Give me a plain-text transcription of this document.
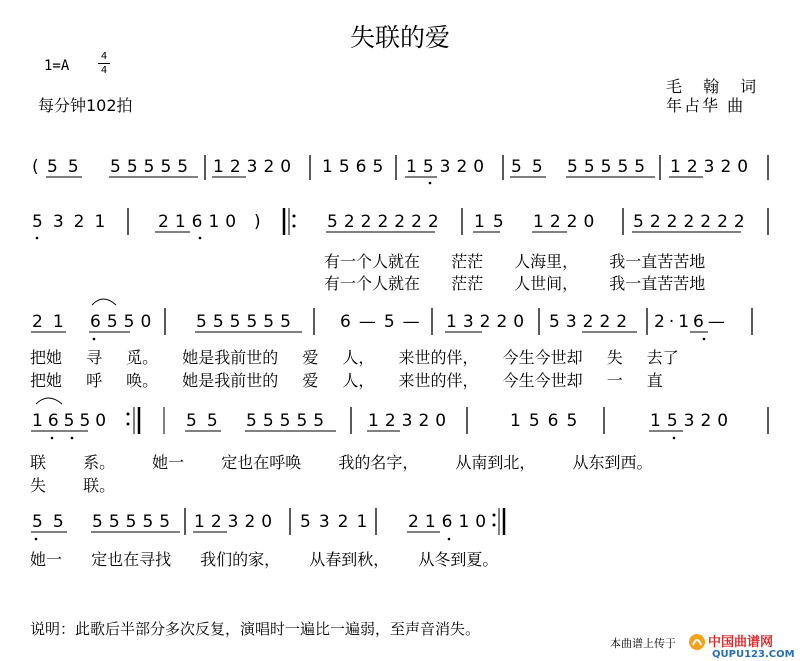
失联的爱
1=A
4
4
每分钟102拍
毛 翰 词
年占华 曲
( 55 55555 12320 1565 15320 55 55555 12320
5321	21610 )	5222222 15 1220 5222222
21 6550 555555	6—5— 13220 53222 2·16—
16550	55 55555 12320	1565	15320
55 55555 12320 5321 21610
有一个人就在 茫茫 人海里， 我一直苦苦地
有一个人就在 茫茫 人世间， 我一直苦苦地
把她 寻 觅。 她是我前世的 爱 人， 来世的伴， 今生今世却 失 去了
把她 呼 唤。 她是我前世的 爱 人， 来世的伴， 今生今世却 一 直
联 系。 她一 定也在呼唤 我的名字， 从南到北， 从东到西。
失 联。
她一 定也在寻找 我们的家， 从春到秋， 从冬到夏。
说明：此歌后半部分多次反复，演唱时一遍比一遍弱，至声音消失。
本曲谱上传于 中国曲谱网
QUPU123.COM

* * * * *

Copy every entry word for word, but omit the pictures.

REPLY TO THE TASK:
Give me a plain-text transcription of this document.
失联的爱
1=A
4
4
每分钟102拍
毛 翰 词
年占华 曲
( 55 55555 12320 1565 15320 55 55555 12320
5321	21610 )	5222222 15 1220 5222222
21 6550 555555	6—5— 13220 53222 2·16—
16550	55 55555 12320	1565	15320
55 55555 12320 5321 21610
有一个人就在 茫茫 人海里， 我一直苦苦地
有一个人就在 茫茫 人世间， 我一直苦苦地
把她 寻 觅。 她是我前世的 爱 人， 来世的伴， 今生今世却 失 去了
把她 呼 唤。 她是我前世的 爱 人， 来世的伴， 今生今世却 一 直
联 系。 她一 定也在呼唤 我的名字， 从南到北， 从东到西。
失 联。
她一 定也在寻找 我们的家， 从春到秋， 从冬到夏。
说明：此歌后半部分多次反复，演唱时一遍比一遍弱，至声音消失。
本曲谱上传于 中国曲谱网
QUPU123.COM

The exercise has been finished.